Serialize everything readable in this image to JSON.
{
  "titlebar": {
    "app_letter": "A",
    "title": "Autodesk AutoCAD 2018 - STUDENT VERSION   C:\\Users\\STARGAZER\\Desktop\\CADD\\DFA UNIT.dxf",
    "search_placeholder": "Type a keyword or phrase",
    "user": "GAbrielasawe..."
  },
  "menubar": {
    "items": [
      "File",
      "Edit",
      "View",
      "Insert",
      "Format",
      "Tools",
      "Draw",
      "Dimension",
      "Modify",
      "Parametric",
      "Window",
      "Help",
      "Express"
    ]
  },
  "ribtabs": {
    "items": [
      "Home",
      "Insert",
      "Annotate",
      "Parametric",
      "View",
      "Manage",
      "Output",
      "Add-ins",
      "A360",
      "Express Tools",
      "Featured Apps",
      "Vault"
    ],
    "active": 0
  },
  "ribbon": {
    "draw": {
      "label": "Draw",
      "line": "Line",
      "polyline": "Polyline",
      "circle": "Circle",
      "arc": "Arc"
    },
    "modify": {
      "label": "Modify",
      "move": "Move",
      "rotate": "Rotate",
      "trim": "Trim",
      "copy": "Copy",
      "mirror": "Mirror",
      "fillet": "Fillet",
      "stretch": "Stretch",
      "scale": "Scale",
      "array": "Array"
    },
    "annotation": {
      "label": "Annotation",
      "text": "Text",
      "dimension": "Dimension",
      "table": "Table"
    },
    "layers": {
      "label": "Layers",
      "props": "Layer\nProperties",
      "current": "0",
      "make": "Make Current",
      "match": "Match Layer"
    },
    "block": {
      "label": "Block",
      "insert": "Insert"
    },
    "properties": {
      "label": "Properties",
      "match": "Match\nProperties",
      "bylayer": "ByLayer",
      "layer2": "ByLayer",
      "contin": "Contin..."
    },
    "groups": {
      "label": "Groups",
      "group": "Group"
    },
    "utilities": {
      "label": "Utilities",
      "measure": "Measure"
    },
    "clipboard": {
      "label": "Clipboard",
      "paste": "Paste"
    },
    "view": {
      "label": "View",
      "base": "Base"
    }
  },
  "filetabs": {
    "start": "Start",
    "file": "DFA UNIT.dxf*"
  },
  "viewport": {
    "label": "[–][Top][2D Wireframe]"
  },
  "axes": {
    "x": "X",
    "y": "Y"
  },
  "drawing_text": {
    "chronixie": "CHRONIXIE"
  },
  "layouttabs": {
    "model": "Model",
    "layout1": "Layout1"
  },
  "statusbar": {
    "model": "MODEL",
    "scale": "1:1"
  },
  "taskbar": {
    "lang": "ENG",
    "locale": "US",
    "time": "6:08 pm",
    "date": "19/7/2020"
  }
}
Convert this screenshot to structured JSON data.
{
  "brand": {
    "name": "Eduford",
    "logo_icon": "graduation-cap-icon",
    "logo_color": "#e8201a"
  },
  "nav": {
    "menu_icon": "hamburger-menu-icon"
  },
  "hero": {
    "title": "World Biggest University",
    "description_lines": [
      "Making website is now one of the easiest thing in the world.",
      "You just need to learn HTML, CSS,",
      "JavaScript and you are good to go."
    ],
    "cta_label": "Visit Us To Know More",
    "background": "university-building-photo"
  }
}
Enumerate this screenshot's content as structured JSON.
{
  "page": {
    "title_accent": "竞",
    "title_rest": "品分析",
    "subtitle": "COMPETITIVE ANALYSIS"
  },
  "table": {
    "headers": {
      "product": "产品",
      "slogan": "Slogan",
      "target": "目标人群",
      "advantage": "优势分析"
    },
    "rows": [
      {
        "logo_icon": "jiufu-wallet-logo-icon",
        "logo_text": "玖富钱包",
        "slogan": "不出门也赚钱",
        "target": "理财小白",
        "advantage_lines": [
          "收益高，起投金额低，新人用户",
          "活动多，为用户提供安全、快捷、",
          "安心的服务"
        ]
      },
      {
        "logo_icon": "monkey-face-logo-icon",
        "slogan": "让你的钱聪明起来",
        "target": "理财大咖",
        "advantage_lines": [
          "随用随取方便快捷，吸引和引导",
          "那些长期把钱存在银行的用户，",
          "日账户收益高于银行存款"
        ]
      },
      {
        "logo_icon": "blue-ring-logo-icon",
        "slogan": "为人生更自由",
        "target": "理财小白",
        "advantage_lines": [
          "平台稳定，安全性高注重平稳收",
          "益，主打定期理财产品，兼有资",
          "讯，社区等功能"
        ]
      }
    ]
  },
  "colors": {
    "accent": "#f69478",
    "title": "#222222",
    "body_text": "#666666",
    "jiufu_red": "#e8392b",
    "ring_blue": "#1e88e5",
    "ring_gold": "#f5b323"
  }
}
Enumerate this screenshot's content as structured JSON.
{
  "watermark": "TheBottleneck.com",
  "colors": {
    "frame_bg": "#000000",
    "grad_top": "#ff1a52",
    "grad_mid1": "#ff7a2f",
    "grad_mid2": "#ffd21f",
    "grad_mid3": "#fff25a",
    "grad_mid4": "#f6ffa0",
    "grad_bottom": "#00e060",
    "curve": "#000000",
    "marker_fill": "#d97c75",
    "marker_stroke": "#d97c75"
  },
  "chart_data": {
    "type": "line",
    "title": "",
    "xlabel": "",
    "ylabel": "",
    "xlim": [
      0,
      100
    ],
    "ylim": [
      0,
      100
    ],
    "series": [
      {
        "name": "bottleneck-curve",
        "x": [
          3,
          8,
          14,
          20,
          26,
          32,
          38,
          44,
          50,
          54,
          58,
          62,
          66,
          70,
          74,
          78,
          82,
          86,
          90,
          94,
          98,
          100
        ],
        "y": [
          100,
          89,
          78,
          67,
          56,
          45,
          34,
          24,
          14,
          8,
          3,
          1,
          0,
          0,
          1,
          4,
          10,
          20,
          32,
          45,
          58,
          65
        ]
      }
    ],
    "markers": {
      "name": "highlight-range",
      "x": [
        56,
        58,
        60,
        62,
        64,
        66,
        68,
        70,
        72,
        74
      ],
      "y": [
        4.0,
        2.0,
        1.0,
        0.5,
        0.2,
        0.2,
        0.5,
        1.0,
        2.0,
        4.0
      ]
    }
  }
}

──────

§ **Challenge**
Exactly as written above, please repeat the entries.

§ **Final answer**
Serialize everything readable in this image to JSON.
{
  "titlebar": {
    "app_letter": "A",
    "title": "Autodesk AutoCAD 2018 - STUDENT VERSION   C:\\Users\\STARGAZER\\Desktop\\CADD\\DFA UNIT.dxf",
    "search_placeholder": "Type a keyword or phrase",
    "user": "GAbrielasawe..."
  },
  "menubar": {
    "items": [
      "File",
      "Edit",
      "View",
      "Insert",
      "Format",
      "Tools",
      "Draw",
      "Dimension",
      "Modify",
      "Parametric",
      "Window",
      "Help",
      "Express"
    ]
  },
  "ribtabs": {
    "items": [
      "Home",
      "Insert",
      "Annotate",
      "Parametric",
      "View",
      "Manage",
      "Output",
      "Add-ins",
      "A360",
      "Express Tools",
      "Featured Apps",
      "Vault"
    ],
    "active": 0
  },
  "ribbon": {
    "draw": {
      "label": "Draw",
      "line": "Line",
      "polyline": "Polyline",
      "circle": "Circle",
      "arc": "Arc"
    },
    "modify": {
      "label": "Modify",
      "move": "Move",
      "rotate": "Rotate",
      "trim": "Trim",
      "copy": "Copy",
      "mirror": "Mirror",
      "fillet": "Fillet",
      "stretch": "Stretch",
      "scale": "Scale",
      "array": "Array"
    },
    "annotation": {
      "label": "Annotation",
      "text": "Text",
      "dimension": "Dimension",
      "table": "Table"
    },
    "layers": {
      "label": "Layers",
      "props": "Layer\nProperties",
      "current": "0",
      "make": "Make Current",
      "match": "Match Layer"
    },
    "block": {
      "label": "Block",
      "insert": "Insert"
    },
    "properties": {
      "label": "Properties",
      "match": "Match\nProperties",
      "bylayer": "ByLayer",
      "layer2": "ByLayer",
      "contin": "Contin..."
    },
    "groups": {
      "label": "Groups",
      "group": "Group"
    },
    "utilities": {
      "label": "Utilities",
      "measure": "Measure"
    },
    "clipboard": {
      "label": "Clipboard",
      "paste": "Paste"
    },
    "view": {
      "label": "View",
      "base": "Base"
    }
  },
  "filetabs": {
    "start": "Start",
    "file": "DFA UNIT.dxf*"
  },
  "viewport": {
    "label": "[–][Top][2D Wireframe]"
  },
  "axes": {
    "x": "X",
    "y": "Y"
  },
  "drawing_text": {
    "chronixie": "CHRONIXIE"
  },
  "layouttabs": {
    "model": "Model",
    "layout1": "Layout1"
  },
  "statusbar": {
    "model": "MODEL",
    "scale": "1:1"
  },
  "taskbar": {
    "lang": "ENG",
    "locale": "US",
    "time": "6:08 pm",
    "date": "19/7/2020"
  }
}
Convert this screenshot to structured JSON data.
{
  "brand": {
    "name": "Eduford",
    "logo_icon": "graduation-cap-icon",
    "logo_color": "#e8201a"
  },
  "nav": {
    "menu_icon": "hamburger-menu-icon"
  },
  "hero": {
    "title": "World Biggest University",
    "description_lines": [
      "Making website is now one of the easiest thing in the world.",
      "You just need to learn HTML, CSS,",
      "JavaScript and you are good to go."
    ],
    "cta_label": "Visit Us To Know More",
    "background": "university-building-photo"
  }
}
Enumerate this screenshot's content as structured JSON.
{
  "page": {
    "title_accent": "竞",
    "title_rest": "品分析",
    "subtitle": "COMPETITIVE ANALYSIS"
  },
  "table": {
    "headers": {
      "product": "产品",
      "slogan": "Slogan",
      "target": "目标人群",
      "advantage": "优势分析"
    },
    "rows": [
      {
        "logo_icon": "jiufu-wallet-logo-icon",
        "logo_text": "玖富钱包",
        "slogan": "不出门也赚钱",
        "target": "理财小白",
        "advantage_lines": [
          "收益高，起投金额低，新人用户",
          "活动多，为用户提供安全、快捷、",
          "安心的服务"
        ]
      },
      {
        "logo_icon": "monkey-face-logo-icon",
        "slogan": "让你的钱聪明起来",
        "target": "理财大咖",
        "advantage_lines": [
          "随用随取方便快捷，吸引和引导",
          "那些长期把钱存在银行的用户，",
          "日账户收益高于银行存款"
        ]
      },
      {
        "logo_icon": "blue-ring-logo-icon",
        "slogan": "为人生更自由",
        "target": "理财小白",
        "advantage_lines": [
          "平台稳定，安全性高注重平稳收",
          "益，主打定期理财产品，兼有资",
          "讯，社区等功能"
        ]
      }
    ]
  },
  "colors": {
    "accent": "#f69478",
    "title": "#222222",
    "body_text": "#666666",
    "jiufu_red": "#e8392b",
    "ring_blue": "#1e88e5",
    "ring_gold": "#f5b323"
  }
}
Enumerate this screenshot's content as structured JSON.
{
  "watermark": "TheBottleneck.com",
  "colors": {
    "frame_bg": "#000000",
    "grad_top": "#ff1a52",
    "grad_mid1": "#ff7a2f",
    "grad_mid2": "#ffd21f",
    "grad_mid3": "#fff25a",
    "grad_mid4": "#f6ffa0",
    "grad_bottom": "#00e060",
    "curve": "#000000",
    "marker_fill": "#d97c75",
    "marker_stroke": "#d97c75"
  },
  "chart_data": {
    "type": "line",
    "title": "",
    "xlabel": "",
    "ylabel": "",
    "xlim": [
      0,
      100
    ],
    "ylim": [
      0,
      100
    ],
    "series": [
      {
        "name": "bottleneck-curve",
        "x": [
          3,
          8,
          14,
          20,
          26,
          32,
          38,
          44,
          50,
          54,
          58,
          62,
          66,
          70,
          74,
          78,
          82,
          86,
          90,
          94,
          98,
          100
        ],
        "y": [
          100,
          89,
          78,
          67,
          56,
          45,
          34,
          24,
          14,
          8,
          3,
          1,
          0,
          0,
          1,
          4,
          10,
          20,
          32,
          45,
          58,
          65
        ]
      }
    ],
    "markers": {
      "name": "highlight-range",
      "x": [
        56,
        58,
        60,
        62,
        64,
        66,
        68,
        70,
        72,
        74
      ],
      "y": [
        4.0,
        2.0,
        1.0,
        0.5,
        0.2,
        0.2,
        0.5,
        1.0,
        2.0,
        4.0
      ]
    }
  }
}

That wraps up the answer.